:: Listed entries

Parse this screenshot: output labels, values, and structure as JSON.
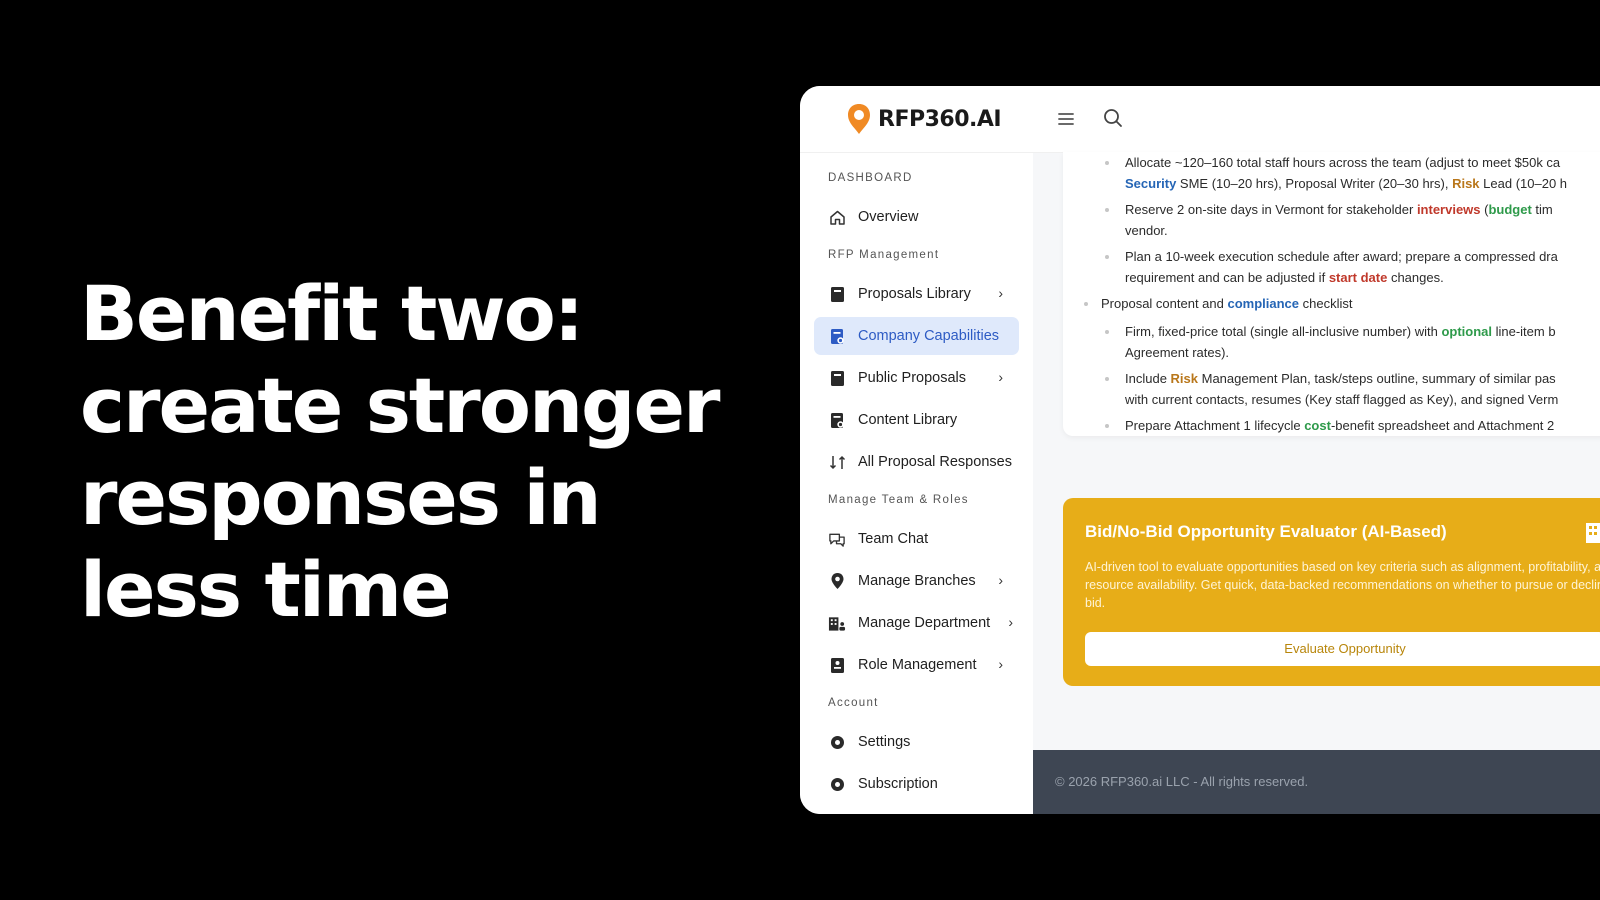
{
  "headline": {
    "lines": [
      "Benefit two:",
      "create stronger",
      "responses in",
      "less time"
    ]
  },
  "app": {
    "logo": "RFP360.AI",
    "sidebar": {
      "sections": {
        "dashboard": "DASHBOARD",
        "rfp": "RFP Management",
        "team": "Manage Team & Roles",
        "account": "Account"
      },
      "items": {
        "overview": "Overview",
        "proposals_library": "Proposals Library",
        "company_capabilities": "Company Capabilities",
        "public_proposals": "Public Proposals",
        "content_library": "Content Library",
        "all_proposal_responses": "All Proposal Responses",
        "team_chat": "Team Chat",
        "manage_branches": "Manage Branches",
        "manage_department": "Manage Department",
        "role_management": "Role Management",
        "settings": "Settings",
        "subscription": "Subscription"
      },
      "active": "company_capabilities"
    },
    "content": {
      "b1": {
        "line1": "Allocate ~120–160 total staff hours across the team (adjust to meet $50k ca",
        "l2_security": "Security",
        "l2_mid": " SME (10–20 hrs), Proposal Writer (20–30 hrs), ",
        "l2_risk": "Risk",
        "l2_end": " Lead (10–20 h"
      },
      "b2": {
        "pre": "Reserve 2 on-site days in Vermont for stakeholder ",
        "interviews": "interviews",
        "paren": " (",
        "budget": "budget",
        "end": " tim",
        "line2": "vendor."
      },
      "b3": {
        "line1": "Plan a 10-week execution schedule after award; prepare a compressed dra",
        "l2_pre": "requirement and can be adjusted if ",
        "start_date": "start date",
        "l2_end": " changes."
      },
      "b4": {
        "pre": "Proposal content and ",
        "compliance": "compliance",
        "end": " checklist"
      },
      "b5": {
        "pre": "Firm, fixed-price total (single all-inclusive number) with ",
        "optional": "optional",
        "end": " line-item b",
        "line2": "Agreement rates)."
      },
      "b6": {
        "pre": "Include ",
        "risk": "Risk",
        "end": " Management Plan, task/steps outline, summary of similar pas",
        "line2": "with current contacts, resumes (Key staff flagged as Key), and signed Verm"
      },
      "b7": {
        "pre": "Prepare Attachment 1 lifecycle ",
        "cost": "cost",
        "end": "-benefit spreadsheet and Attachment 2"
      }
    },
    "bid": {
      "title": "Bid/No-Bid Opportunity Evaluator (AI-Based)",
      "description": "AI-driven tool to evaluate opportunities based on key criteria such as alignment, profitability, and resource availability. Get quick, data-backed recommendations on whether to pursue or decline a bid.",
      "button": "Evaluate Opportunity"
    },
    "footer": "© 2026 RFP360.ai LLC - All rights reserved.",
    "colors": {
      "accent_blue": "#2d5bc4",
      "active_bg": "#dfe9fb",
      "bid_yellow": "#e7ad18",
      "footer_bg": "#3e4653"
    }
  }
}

::::
:: Listed entries

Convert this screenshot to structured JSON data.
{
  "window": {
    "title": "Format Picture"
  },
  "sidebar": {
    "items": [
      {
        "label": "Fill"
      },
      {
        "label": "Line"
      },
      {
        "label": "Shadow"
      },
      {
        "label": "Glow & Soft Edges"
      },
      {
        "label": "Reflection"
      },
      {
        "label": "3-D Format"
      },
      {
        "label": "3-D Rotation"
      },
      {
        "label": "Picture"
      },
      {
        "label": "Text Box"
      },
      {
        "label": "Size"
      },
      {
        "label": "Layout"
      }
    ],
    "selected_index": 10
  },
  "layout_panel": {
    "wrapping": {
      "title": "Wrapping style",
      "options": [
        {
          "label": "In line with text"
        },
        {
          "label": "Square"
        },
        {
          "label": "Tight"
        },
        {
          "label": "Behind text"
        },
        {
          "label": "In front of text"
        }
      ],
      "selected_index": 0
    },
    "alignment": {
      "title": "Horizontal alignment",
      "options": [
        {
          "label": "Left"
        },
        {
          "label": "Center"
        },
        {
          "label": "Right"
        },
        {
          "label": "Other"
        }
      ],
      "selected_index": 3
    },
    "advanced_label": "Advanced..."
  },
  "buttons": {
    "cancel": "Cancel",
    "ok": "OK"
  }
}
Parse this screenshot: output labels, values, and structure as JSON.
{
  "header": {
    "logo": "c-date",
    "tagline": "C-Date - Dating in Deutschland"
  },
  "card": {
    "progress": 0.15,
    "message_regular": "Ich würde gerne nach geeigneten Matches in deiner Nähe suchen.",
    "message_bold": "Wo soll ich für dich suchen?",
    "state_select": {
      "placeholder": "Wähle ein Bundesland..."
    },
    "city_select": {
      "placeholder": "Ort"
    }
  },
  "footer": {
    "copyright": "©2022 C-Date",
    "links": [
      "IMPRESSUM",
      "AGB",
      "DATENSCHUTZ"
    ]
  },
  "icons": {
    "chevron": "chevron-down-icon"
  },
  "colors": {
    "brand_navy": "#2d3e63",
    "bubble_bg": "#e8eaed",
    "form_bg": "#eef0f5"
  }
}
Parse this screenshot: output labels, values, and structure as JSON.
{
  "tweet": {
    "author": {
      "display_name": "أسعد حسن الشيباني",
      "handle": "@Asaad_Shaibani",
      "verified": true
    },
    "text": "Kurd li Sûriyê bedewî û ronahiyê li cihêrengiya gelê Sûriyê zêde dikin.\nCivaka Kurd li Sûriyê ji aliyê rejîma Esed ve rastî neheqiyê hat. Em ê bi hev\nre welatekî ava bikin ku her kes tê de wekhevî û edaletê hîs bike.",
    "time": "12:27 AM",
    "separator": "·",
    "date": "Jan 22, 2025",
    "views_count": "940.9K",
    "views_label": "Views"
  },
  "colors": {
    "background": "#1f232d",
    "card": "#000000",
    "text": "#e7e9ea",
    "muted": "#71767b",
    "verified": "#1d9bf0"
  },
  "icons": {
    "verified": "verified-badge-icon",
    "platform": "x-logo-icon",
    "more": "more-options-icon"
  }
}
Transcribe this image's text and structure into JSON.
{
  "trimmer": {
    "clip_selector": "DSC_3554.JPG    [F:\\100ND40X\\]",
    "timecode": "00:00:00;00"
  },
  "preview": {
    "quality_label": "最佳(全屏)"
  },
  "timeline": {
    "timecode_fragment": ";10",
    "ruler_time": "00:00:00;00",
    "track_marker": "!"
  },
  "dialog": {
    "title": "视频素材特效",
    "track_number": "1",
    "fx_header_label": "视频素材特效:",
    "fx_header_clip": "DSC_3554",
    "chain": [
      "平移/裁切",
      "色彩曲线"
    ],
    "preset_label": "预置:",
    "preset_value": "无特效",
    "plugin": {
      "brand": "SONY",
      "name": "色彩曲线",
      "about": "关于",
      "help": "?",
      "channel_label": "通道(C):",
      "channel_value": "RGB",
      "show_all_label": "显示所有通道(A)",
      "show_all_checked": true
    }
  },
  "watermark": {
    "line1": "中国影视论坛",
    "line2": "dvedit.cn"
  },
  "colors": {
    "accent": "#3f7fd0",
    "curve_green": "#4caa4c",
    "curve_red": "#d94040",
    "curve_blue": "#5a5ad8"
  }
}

::::
:: Listed entries

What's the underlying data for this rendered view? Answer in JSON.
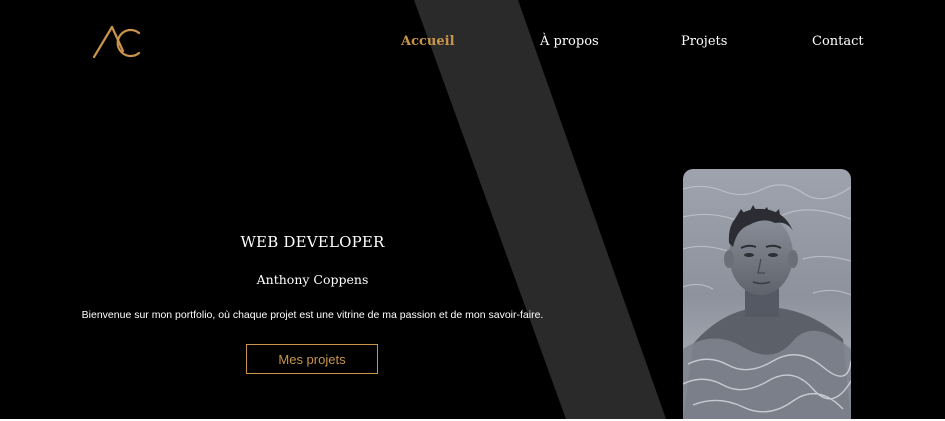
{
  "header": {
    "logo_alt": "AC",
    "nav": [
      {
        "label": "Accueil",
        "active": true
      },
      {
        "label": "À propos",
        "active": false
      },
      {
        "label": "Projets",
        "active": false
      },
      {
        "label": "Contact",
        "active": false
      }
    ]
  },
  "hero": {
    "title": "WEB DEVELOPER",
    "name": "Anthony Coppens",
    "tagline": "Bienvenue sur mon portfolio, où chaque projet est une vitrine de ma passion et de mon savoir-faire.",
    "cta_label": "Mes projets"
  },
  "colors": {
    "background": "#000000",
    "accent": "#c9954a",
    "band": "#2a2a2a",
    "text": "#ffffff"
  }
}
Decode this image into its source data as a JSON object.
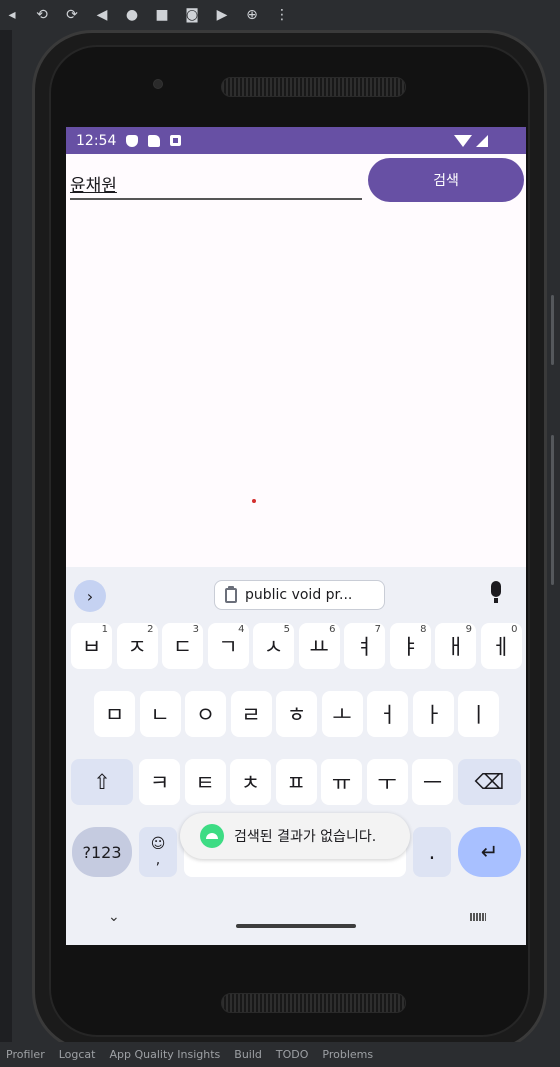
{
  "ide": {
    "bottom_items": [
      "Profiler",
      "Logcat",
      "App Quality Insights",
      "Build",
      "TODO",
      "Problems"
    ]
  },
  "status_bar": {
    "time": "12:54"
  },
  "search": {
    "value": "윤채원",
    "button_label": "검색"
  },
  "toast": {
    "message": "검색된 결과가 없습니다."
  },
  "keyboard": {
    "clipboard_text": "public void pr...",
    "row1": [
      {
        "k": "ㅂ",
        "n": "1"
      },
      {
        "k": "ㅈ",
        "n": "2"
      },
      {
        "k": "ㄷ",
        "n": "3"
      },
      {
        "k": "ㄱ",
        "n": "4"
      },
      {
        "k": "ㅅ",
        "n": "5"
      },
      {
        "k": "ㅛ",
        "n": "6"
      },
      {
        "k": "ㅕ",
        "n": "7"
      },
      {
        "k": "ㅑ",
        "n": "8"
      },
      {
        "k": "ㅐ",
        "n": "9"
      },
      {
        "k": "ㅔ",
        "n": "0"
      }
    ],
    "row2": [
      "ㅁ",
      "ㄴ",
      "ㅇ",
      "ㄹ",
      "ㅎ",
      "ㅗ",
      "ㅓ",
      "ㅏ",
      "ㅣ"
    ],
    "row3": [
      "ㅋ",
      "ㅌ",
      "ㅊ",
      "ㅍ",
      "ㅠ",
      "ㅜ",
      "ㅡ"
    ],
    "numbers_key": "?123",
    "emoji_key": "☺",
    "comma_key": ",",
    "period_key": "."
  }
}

::::

Select the lines from the entries that include the word "total".

> Solution to this exercise
        "line1": "Allocate ~120–160 total staff hours across the team (adjust to meet $50k ca",
        "pre": "Firm, fixed-price total (single all-inclusive number) with ",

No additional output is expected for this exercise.